------ Material shown ------
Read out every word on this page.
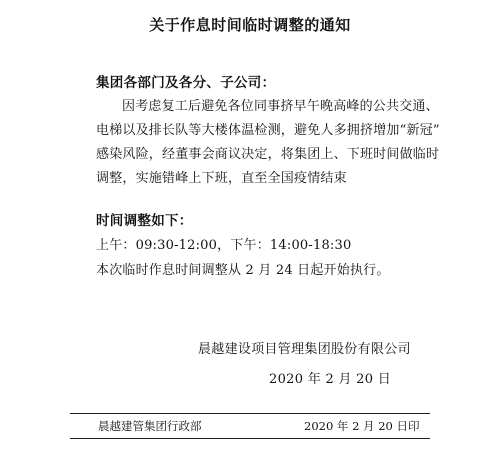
关于作息时间临时调整的通知
集团各部门及各分、子公司：
因考虑复工后避免各位同事挤早午晚高峰的公共交通、
电梯以及排长队等大楼体温检测，避免人多拥挤增加“新冠”
感染风险，经董事会商议决定，将集团上、下班时间做临时
调整，实施错峰上下班，直至全国疫情结束
时间调整如下：
上午：09:30-12:00，下午：14:00-18:30
本次临时作息时间调整从 2 月 24 日起开始执行。
晨越建设项目管理集团股份有限公司
2020 年 2 月 20 日
晨越建管集团行政部	2020 年 2 月 20 日印
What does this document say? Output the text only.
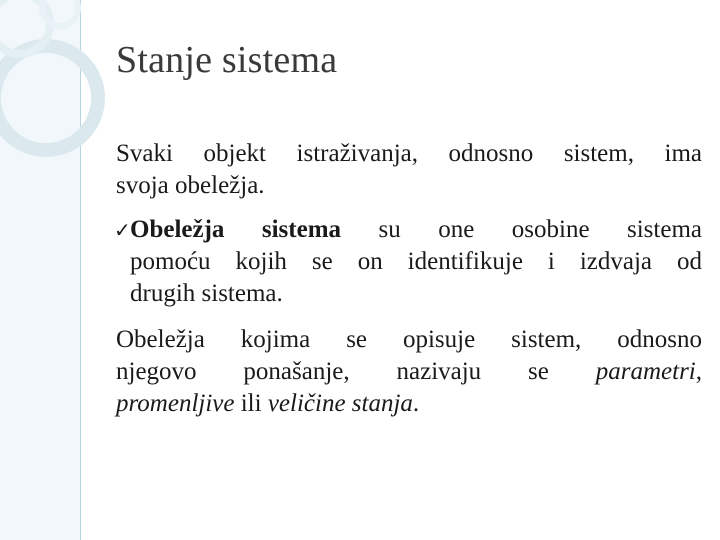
Stanje sistema
Svaki objekt istraživanja, odnosno sistem, ima
svoja obeležja.
✓ Obeležja sistema su one osobine sistema
pomoću kojih se on identifikuje i izdvaja od
drugih sistema.
Obeležja kojima se opisuje sistem, odnosno
njegovo ponašanje, nazivaju se parametri,
promenljive ili veličine stanja.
------
• _Aim of the exercise_
Say, as a bare number, how many lines in the entries above include the string "sistema".

• _Full answer_
3